-- START --

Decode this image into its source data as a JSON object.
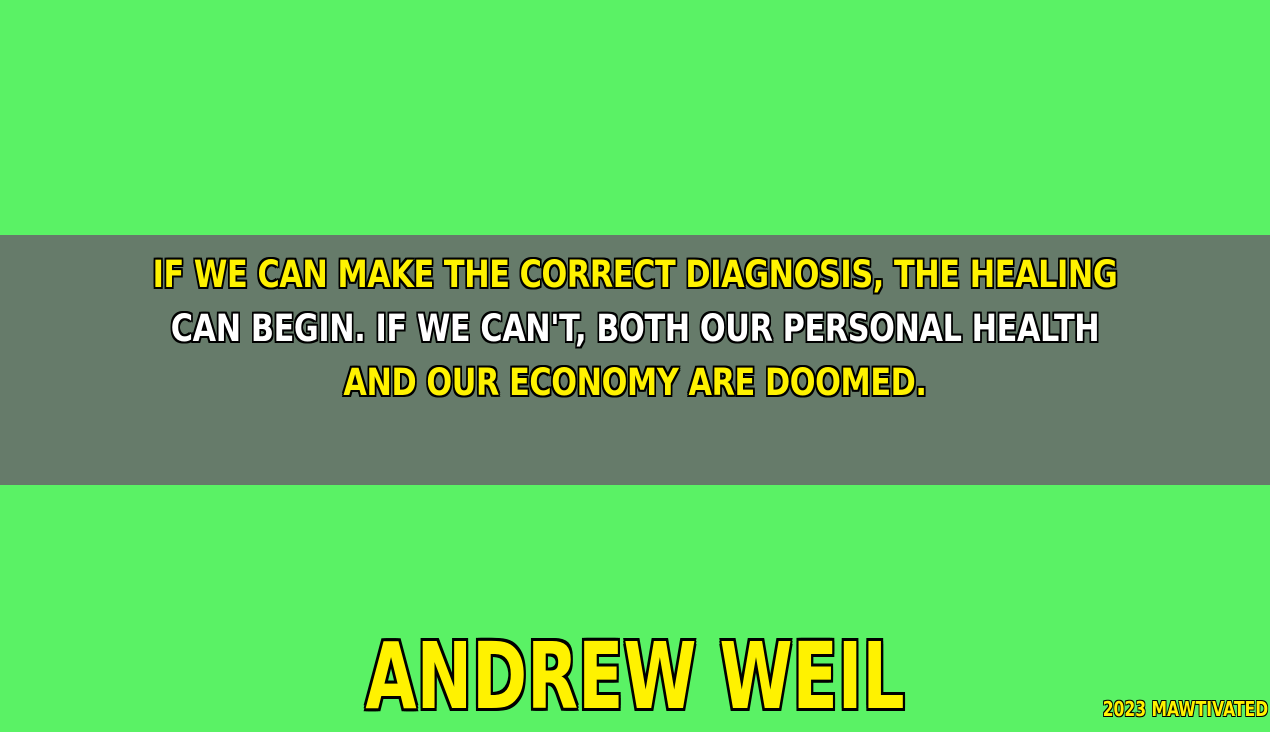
{
  "quote": {
    "lines": [
      "IF WE CAN MAKE THE CORRECT DIAGNOSIS, THE HEALING",
      "CAN BEGIN. IF WE CAN'T, BOTH OUR PERSONAL HEALTH",
      "AND OUR ECONOMY ARE DOOMED."
    ],
    "line_colors": [
      "#fff200",
      "#ffffff",
      "#fff200"
    ]
  },
  "author": "ANDREW WEIL",
  "credit": "2023 MAWTIVATED",
  "colors": {
    "background": "#5af265",
    "band": "#667b6a",
    "text_yellow": "#fff200",
    "text_white": "#ffffff",
    "outline": "#000000"
  }
}
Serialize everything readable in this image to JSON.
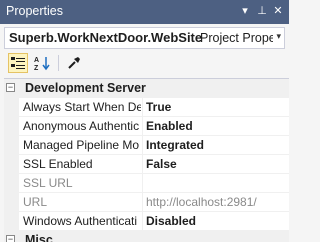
{
  "window": {
    "title": "Properties",
    "buttons": {
      "dropdown": "▾",
      "pin": "⊥",
      "close": "✕"
    }
  },
  "object_selector": {
    "name": "Superb.WorkNextDoor.WebSite",
    "type": "Project Proper",
    "arrow": "▾"
  },
  "toolbar": {
    "icons": [
      "categorized-icon",
      "alphabetical-icon",
      "property-pages-icon"
    ],
    "sort_az_label": "A",
    "sort_za_label": "Z"
  },
  "grid": {
    "categories": [
      {
        "name": "Development Server",
        "toggle": "−",
        "properties": [
          {
            "name": "Always Start When De",
            "value": "True",
            "bold": true,
            "dim": false
          },
          {
            "name": "Anonymous Authentic",
            "value": "Enabled",
            "bold": true,
            "dim": false
          },
          {
            "name": "Managed Pipeline Mo",
            "value": "Integrated",
            "bold": true,
            "dim": false
          },
          {
            "name": "SSL Enabled",
            "value": "False",
            "bold": true,
            "dim": false
          },
          {
            "name": "SSL URL",
            "value": "",
            "bold": false,
            "dim": true
          },
          {
            "name": "URL",
            "value": "http://localhost:2981/",
            "bold": false,
            "dim": true
          },
          {
            "name": "Windows Authenticati",
            "value": "Disabled",
            "bold": true,
            "dim": false
          }
        ]
      },
      {
        "name": "Misc",
        "toggle": "−",
        "properties": []
      }
    ]
  },
  "colors": {
    "titlebar": "#4d6082",
    "window_bg": "#f5f5f5",
    "gutter": "#f0f0f0",
    "dim_text": "#8a8a8a"
  }
}
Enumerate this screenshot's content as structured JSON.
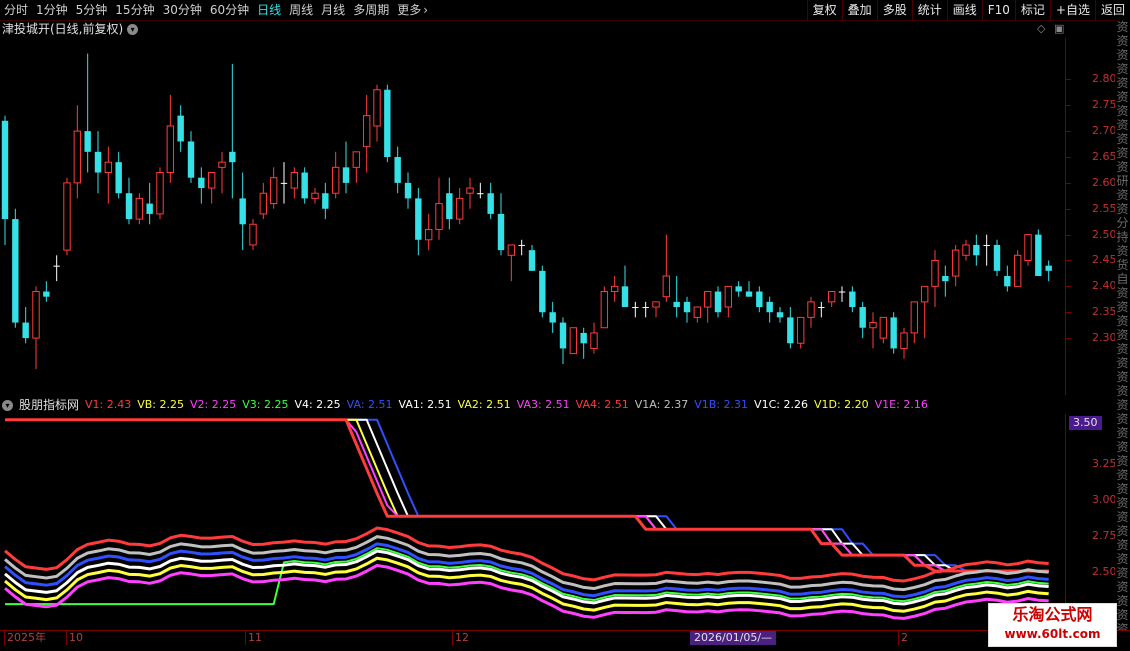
{
  "toolbar": {
    "periods": [
      "分时",
      "1分钟",
      "5分钟",
      "15分钟",
      "30分钟",
      "60分钟",
      "日线",
      "周线",
      "月线",
      "多周期",
      "更多"
    ],
    "active_period": "日线",
    "more_arrow": "›",
    "right_buttons": [
      "复权",
      "叠加",
      "多股",
      "统计",
      "画线",
      "F10",
      "标记",
      "+自选",
      "返回"
    ]
  },
  "main": {
    "title": "津投城开(日线,前复权)",
    "icon_names": [
      "chevron-down-icon",
      "diamond-icon",
      "window-icon"
    ],
    "up_color": "#ff3b3b",
    "down_color": "#35e0e6",
    "flat_color": "#ffffff",
    "y_range": [
      2.19,
      2.88
    ],
    "y_ticks": [
      "2.80",
      "2.75",
      "2.70",
      "2.65",
      "2.60",
      "2.55",
      "2.50",
      "2.45",
      "2.40",
      "2.35",
      "2.30"
    ],
    "candles": [
      [
        2.72,
        2.73,
        2.48,
        2.53
      ],
      [
        2.53,
        2.55,
        2.32,
        2.33
      ],
      [
        2.33,
        2.36,
        2.29,
        2.3
      ],
      [
        2.3,
        2.4,
        2.24,
        2.39
      ],
      [
        2.39,
        2.41,
        2.37,
        2.38
      ],
      [
        2.44,
        2.46,
        2.41,
        2.44
      ],
      [
        2.47,
        2.61,
        2.46,
        2.6
      ],
      [
        2.6,
        2.75,
        2.57,
        2.7
      ],
      [
        2.7,
        2.85,
        2.62,
        2.66
      ],
      [
        2.66,
        2.7,
        2.58,
        2.62
      ],
      [
        2.62,
        2.67,
        2.56,
        2.64
      ],
      [
        2.64,
        2.66,
        2.57,
        2.58
      ],
      [
        2.58,
        2.61,
        2.52,
        2.53
      ],
      [
        2.53,
        2.58,
        2.52,
        2.57
      ],
      [
        2.56,
        2.6,
        2.52,
        2.54
      ],
      [
        2.54,
        2.63,
        2.53,
        2.62
      ],
      [
        2.62,
        2.77,
        2.6,
        2.71
      ],
      [
        2.73,
        2.75,
        2.66,
        2.68
      ],
      [
        2.68,
        2.7,
        2.6,
        2.61
      ],
      [
        2.61,
        2.63,
        2.56,
        2.59
      ],
      [
        2.59,
        2.62,
        2.56,
        2.62
      ],
      [
        2.63,
        2.66,
        2.58,
        2.64
      ],
      [
        2.66,
        2.83,
        2.57,
        2.64
      ],
      [
        2.57,
        2.62,
        2.47,
        2.52
      ],
      [
        2.48,
        2.53,
        2.47,
        2.52
      ],
      [
        2.54,
        2.6,
        2.53,
        2.58
      ],
      [
        2.56,
        2.63,
        2.55,
        2.61
      ],
      [
        2.6,
        2.64,
        2.56,
        2.6
      ],
      [
        2.59,
        2.63,
        2.57,
        2.62
      ],
      [
        2.62,
        2.63,
        2.56,
        2.57
      ],
      [
        2.57,
        2.59,
        2.56,
        2.58
      ],
      [
        2.58,
        2.6,
        2.53,
        2.55
      ],
      [
        2.58,
        2.66,
        2.57,
        2.63
      ],
      [
        2.63,
        2.68,
        2.58,
        2.6
      ],
      [
        2.63,
        2.66,
        2.6,
        2.66
      ],
      [
        2.67,
        2.77,
        2.62,
        2.73
      ],
      [
        2.71,
        2.79,
        2.68,
        2.78
      ],
      [
        2.78,
        2.79,
        2.64,
        2.65
      ],
      [
        2.65,
        2.67,
        2.58,
        2.6
      ],
      [
        2.6,
        2.62,
        2.55,
        2.57
      ],
      [
        2.57,
        2.59,
        2.46,
        2.49
      ],
      [
        2.49,
        2.54,
        2.47,
        2.51
      ],
      [
        2.51,
        2.61,
        2.49,
        2.56
      ],
      [
        2.58,
        2.61,
        2.51,
        2.53
      ],
      [
        2.53,
        2.59,
        2.52,
        2.57
      ],
      [
        2.58,
        2.61,
        2.55,
        2.59
      ],
      [
        2.58,
        2.6,
        2.57,
        2.58
      ],
      [
        2.58,
        2.6,
        2.53,
        2.54
      ],
      [
        2.54,
        2.58,
        2.46,
        2.47
      ],
      [
        2.46,
        2.48,
        2.41,
        2.48
      ],
      [
        2.48,
        2.49,
        2.46,
        2.48
      ],
      [
        2.47,
        2.48,
        2.43,
        2.43
      ],
      [
        2.43,
        2.44,
        2.34,
        2.35
      ],
      [
        2.35,
        2.37,
        2.31,
        2.33
      ],
      [
        2.33,
        2.34,
        2.25,
        2.28
      ],
      [
        2.27,
        2.32,
        2.27,
        2.32
      ],
      [
        2.31,
        2.32,
        2.26,
        2.29
      ],
      [
        2.28,
        2.33,
        2.27,
        2.31
      ],
      [
        2.32,
        2.4,
        2.32,
        2.39
      ],
      [
        2.39,
        2.42,
        2.37,
        2.4
      ],
      [
        2.4,
        2.44,
        2.36,
        2.36
      ],
      [
        2.36,
        2.37,
        2.34,
        2.36
      ],
      [
        2.36,
        2.37,
        2.34,
        2.36
      ],
      [
        2.36,
        2.37,
        2.34,
        2.37
      ],
      [
        2.38,
        2.5,
        2.37,
        2.42
      ],
      [
        2.37,
        2.42,
        2.34,
        2.36
      ],
      [
        2.37,
        2.38,
        2.33,
        2.35
      ],
      [
        2.34,
        2.36,
        2.33,
        2.36
      ],
      [
        2.36,
        2.39,
        2.33,
        2.39
      ],
      [
        2.39,
        2.4,
        2.34,
        2.35
      ],
      [
        2.36,
        2.4,
        2.34,
        2.4
      ],
      [
        2.4,
        2.41,
        2.38,
        2.39
      ],
      [
        2.39,
        2.41,
        2.38,
        2.38
      ],
      [
        2.39,
        2.4,
        2.35,
        2.36
      ],
      [
        2.37,
        2.38,
        2.33,
        2.35
      ],
      [
        2.35,
        2.36,
        2.33,
        2.34
      ],
      [
        2.34,
        2.36,
        2.28,
        2.29
      ],
      [
        2.29,
        2.34,
        2.28,
        2.34
      ],
      [
        2.34,
        2.38,
        2.32,
        2.37
      ],
      [
        2.36,
        2.37,
        2.34,
        2.36
      ],
      [
        2.37,
        2.39,
        2.36,
        2.39
      ],
      [
        2.39,
        2.4,
        2.37,
        2.39
      ],
      [
        2.39,
        2.4,
        2.35,
        2.36
      ],
      [
        2.36,
        2.37,
        2.3,
        2.32
      ],
      [
        2.32,
        2.35,
        2.28,
        2.33
      ],
      [
        2.3,
        2.34,
        2.29,
        2.34
      ],
      [
        2.34,
        2.35,
        2.27,
        2.28
      ],
      [
        2.28,
        2.32,
        2.26,
        2.31
      ],
      [
        2.31,
        2.37,
        2.29,
        2.37
      ],
      [
        2.37,
        2.4,
        2.3,
        2.4
      ],
      [
        2.4,
        2.47,
        2.36,
        2.45
      ],
      [
        2.42,
        2.44,
        2.38,
        2.41
      ],
      [
        2.42,
        2.48,
        2.4,
        2.47
      ],
      [
        2.46,
        2.49,
        2.45,
        2.48
      ],
      [
        2.48,
        2.5,
        2.44,
        2.46
      ],
      [
        2.48,
        2.5,
        2.44,
        2.48
      ],
      [
        2.48,
        2.49,
        2.42,
        2.43
      ],
      [
        2.42,
        2.44,
        2.39,
        2.4
      ],
      [
        2.4,
        2.47,
        2.4,
        2.46
      ],
      [
        2.45,
        2.5,
        2.44,
        2.5
      ],
      [
        2.5,
        2.51,
        2.42,
        2.42
      ],
      [
        2.44,
        2.45,
        2.41,
        2.43
      ]
    ]
  },
  "sub": {
    "title": "股朋指标网",
    "y_range": [
      2.1,
      3.6
    ],
    "y_ticks": [
      "3.25",
      "3.00",
      "2.75",
      "2.50",
      "2.25"
    ],
    "badge_value": "3.50",
    "legend": [
      {
        "label": "V1: 2.43",
        "color": "#ff3b3b"
      },
      {
        "label": "VB: 2.25",
        "color": "#ffff40"
      },
      {
        "label": "V2: 2.25",
        "color": "#ff40ff"
      },
      {
        "label": "V3: 2.25",
        "color": "#40ff40"
      },
      {
        "label": "V4: 2.25",
        "color": "#ffffff"
      },
      {
        "label": "VA: 2.51",
        "color": "#3050ff"
      },
      {
        "label": "VA1: 2.51",
        "color": "#ffffff"
      },
      {
        "label": "VA2: 2.51",
        "color": "#ffff40"
      },
      {
        "label": "VA3: 2.51",
        "color": "#ff40ff"
      },
      {
        "label": "VA4: 2.51",
        "color": "#ff3b3b"
      },
      {
        "label": "V1A: 2.37",
        "color": "#c0c0c0"
      },
      {
        "label": "V1B: 2.31",
        "color": "#3050ff"
      },
      {
        "label": "V1C: 2.26",
        "color": "#ffffff"
      },
      {
        "label": "V1D: 2.20",
        "color": "#ffff40"
      },
      {
        "label": "V1E: 2.16",
        "color": "#ff40ff"
      }
    ]
  },
  "chart_data": [
    {
      "type": "candlestick",
      "title": "津投城开(日线,前复权)",
      "ylim": [
        2.19,
        2.88
      ]
    },
    {
      "type": "line",
      "title": "股朋指标网",
      "ylim": [
        2.1,
        3.6
      ]
    }
  ],
  "date_axis": {
    "labels": [
      "2025年",
      "10",
      "11",
      "12",
      "2"
    ],
    "cursor": "2026/01/05/—"
  },
  "right_strip": [
    "资",
    "资",
    "资",
    "资",
    "资",
    "资",
    "资",
    "资",
    "资",
    "资",
    "资",
    "研",
    "资",
    "资",
    "分",
    "持",
    "资",
    "货",
    "自",
    "资",
    "资",
    "资",
    "资",
    "资",
    "资",
    "资",
    "资",
    "资",
    "资",
    "资",
    "资",
    "资",
    "资",
    "资",
    "资",
    "资",
    "资",
    "资",
    "资",
    "资",
    "资",
    "资",
    "资",
    "资"
  ],
  "watermark": {
    "line1": "乐淘公式网",
    "line2": "www.60lt.com"
  }
}
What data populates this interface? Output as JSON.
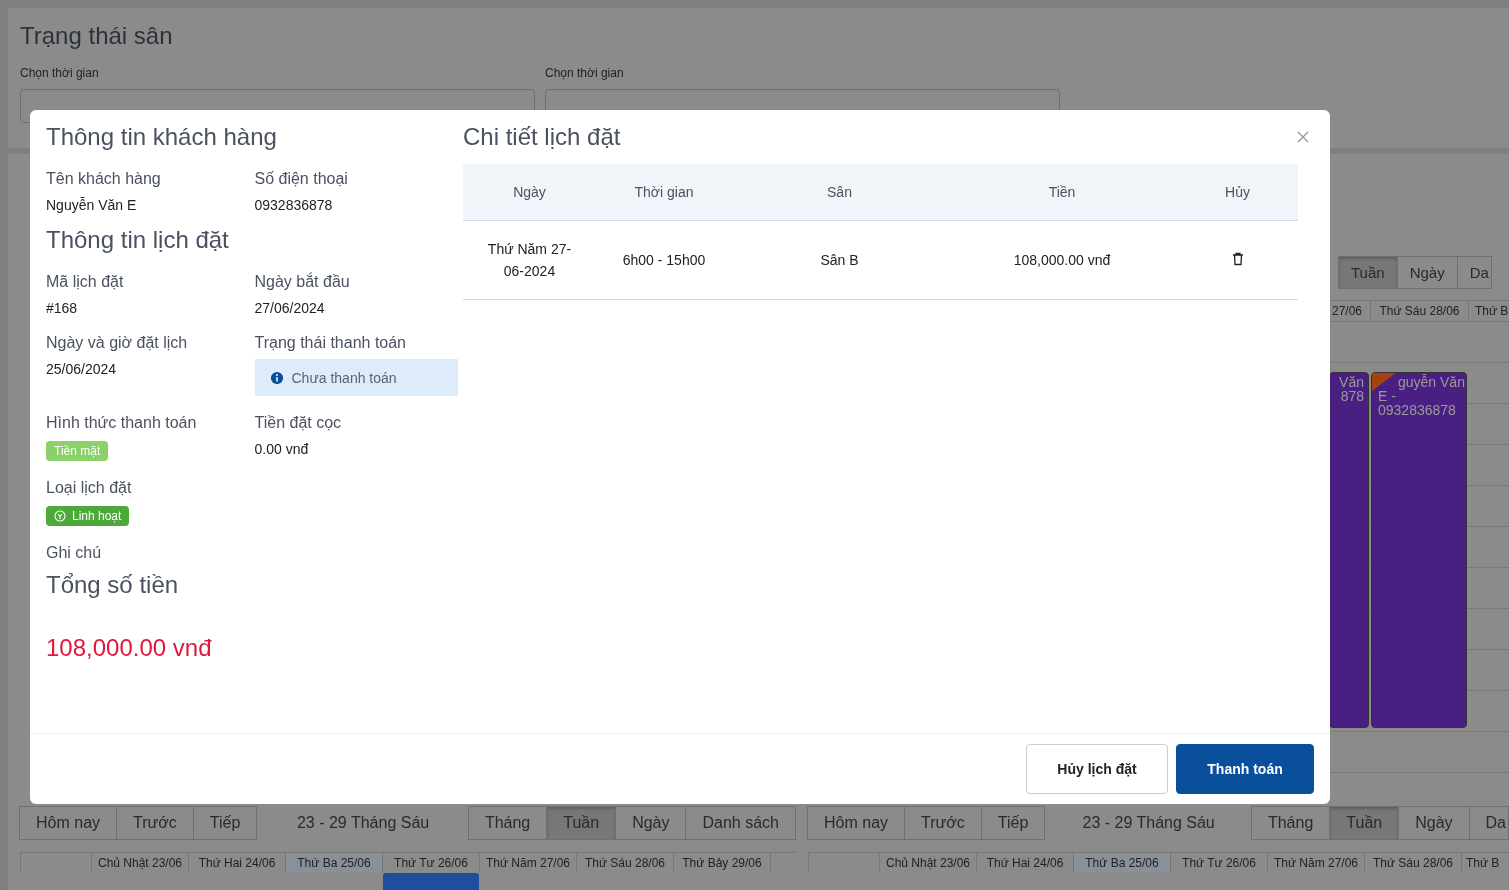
{
  "page": {
    "title": "Trạng thái sân",
    "filters": [
      {
        "label": "Chọn thời gian"
      },
      {
        "label": "Chọn thời gian"
      }
    ]
  },
  "schedule_strip": {
    "views": [
      {
        "label": "Tuần",
        "selected": true
      },
      {
        "label": "Ngày",
        "selected": false
      },
      {
        "label": "Da",
        "selected": false
      }
    ],
    "day_headers": [
      "27/06",
      "Thứ Sáu 28/06",
      "Thứ B"
    ],
    "events": [
      {
        "lines": [
          "Văn",
          "878"
        ],
        "unpaid_ribbon": false
      },
      {
        "lines": [
          "guyễn Văn",
          "E -",
          "0932836878"
        ],
        "unpaid_ribbon": true
      }
    ]
  },
  "calendars": [
    {
      "nav": [
        "Hôm nay",
        "Trước",
        "Tiếp"
      ],
      "title": "23 - 29 Tháng Sáu",
      "views": [
        {
          "label": "Tháng",
          "selected": false
        },
        {
          "label": "Tuần",
          "selected": true
        },
        {
          "label": "Ngày",
          "selected": false
        },
        {
          "label": "Danh sách",
          "selected": false
        }
      ],
      "day_headers": [
        {
          "label": "Chủ Nhật 23/06",
          "today": false
        },
        {
          "label": "Thứ Hai 24/06",
          "today": false
        },
        {
          "label": "Thứ Ba 25/06",
          "today": true
        },
        {
          "label": "Thứ Tư 26/06",
          "today": false,
          "event": true
        },
        {
          "label": "Thứ Năm 27/06",
          "today": false
        },
        {
          "label": "Thứ Sáu 28/06",
          "today": false
        },
        {
          "label": "Thứ Bảy 29/06",
          "today": false
        }
      ]
    },
    {
      "nav": [
        "Hôm nay",
        "Trước",
        "Tiếp"
      ],
      "title": "23 - 29 Tháng Sáu",
      "views": [
        {
          "label": "Tháng",
          "selected": false
        },
        {
          "label": "Tuần",
          "selected": true
        },
        {
          "label": "Ngày",
          "selected": false
        },
        {
          "label": "Da",
          "selected": false
        }
      ],
      "day_headers": [
        {
          "label": "Chủ Nhật 23/06",
          "today": false
        },
        {
          "label": "Thứ Hai 24/06",
          "today": false
        },
        {
          "label": "Thứ Ba 25/06",
          "today": true
        },
        {
          "label": "Thứ Tư 26/06",
          "today": false
        },
        {
          "label": "Thứ Năm 27/06",
          "today": false
        },
        {
          "label": "Thứ Sáu 28/06",
          "today": false
        },
        {
          "label": "Thứ B",
          "today": false
        }
      ]
    }
  ],
  "modal": {
    "customer": {
      "title": "Thông tin khách hàng",
      "fields": [
        {
          "label": "Tên khách hàng",
          "value": "Nguyễn Văn E"
        },
        {
          "label": "Số điện thoại",
          "value": "0932836878"
        }
      ]
    },
    "booking": {
      "title": "Thông tin lịch đặt",
      "rows": [
        [
          {
            "kind": "text",
            "label": "Mã lịch đặt",
            "value": "#168"
          },
          {
            "kind": "text",
            "label": "Ngày bắt đầu",
            "value": "27/06/2024"
          }
        ],
        [
          {
            "kind": "text",
            "label": "Ngày và giờ đặt lịch",
            "value": "25/06/2024"
          },
          {
            "kind": "status",
            "label": "Trạng thái thanh toán",
            "value": "Chưa thanh toán",
            "paid": false
          }
        ],
        [
          {
            "kind": "badge",
            "label": "Hình thức thanh toán",
            "value": "Tiền mặt",
            "color": "#8bd16a",
            "icon": false
          },
          {
            "kind": "text",
            "label": "Tiền đặt cọc",
            "value": "0.00 vnđ"
          }
        ],
        [
          {
            "kind": "badge",
            "label": "Loại lịch đặt",
            "value": "Linh hoạt",
            "color": "#4caa38",
            "icon": true
          }
        ],
        [
          {
            "kind": "note",
            "label": "Ghi chú"
          }
        ]
      ]
    },
    "total": {
      "title": "Tổng số tiền",
      "amount": "108,000.00 vnđ"
    },
    "details": {
      "title": "Chi tiết lịch đặt",
      "columns": [
        "Ngày",
        "Thời gian",
        "Sân",
        "Tiền",
        "Hủy"
      ],
      "rows": [
        {
          "date": "Thứ Năm 27-06-2024",
          "time": "6h00 - 15h00",
          "court": "Sân B",
          "price": "108,000.00 vnđ"
        }
      ]
    },
    "buttons": [
      {
        "label": "Hủy lịch đặt",
        "kind": "secondary"
      },
      {
        "label": "Thanh toán",
        "kind": "primary"
      }
    ]
  }
}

-- END --

• [Set task] Among the entries, how many lines contain the string "lịch"? Give the number without anything else.

• [Answer to the problem] 6